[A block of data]
————————
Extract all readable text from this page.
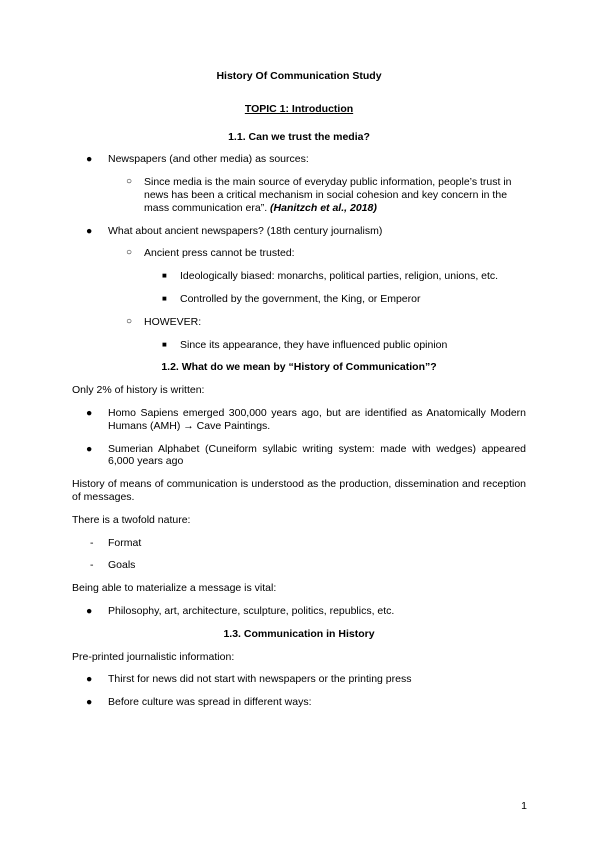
History Of Communication Study
TOPIC 1: Introduction
1.1. Can we trust the media?
● Newspapers (and other media) as sources:
○ Since media is the main source of everyday public information, people’s trust in news has been a critical mechanism in social cohesion and key concern in the mass communication era”. (Hanitzch et al., 2018)
● What about ancient newspapers? (18th century journalism)
○ Ancient press cannot be trusted:
■ Ideologically biased: monarchs, political parties, religion, unions, etc.
■ Controlled by the government, the King, or Emperor
○ HOWEVER:
■ Since its appearance, they have influenced public opinion
1.2. What do we mean by “History of Communication”?

Only 2% of history is written:

● Homo Sapiens emerged 300,000 years ago, but are identified as Anatomically Modern Humans (AMH) → Cave Paintings.
● Sumerian Alphabet (Cuneiform syllabic writing system: made with wedges) appeared 6,000 years ago

History of means of communication is understood as the production, dissemination and reception of messages.

There is a twofold nature:

- Format
- Goals

Being able to materialize a message is vital:

● Philosophy, art, architecture, sculpture, politics, republics, etc.
1.3. Communication in History

Pre-printed journalistic information:

● Thirst for news did not start with newspapers or the printing press
● Before culture was spread in different ways:
1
————————
Look through the entries and return every line where "What" appears.

● What about ancient newspapers? (18th century journalism)
1.2. What do we mean by “History of Communication”?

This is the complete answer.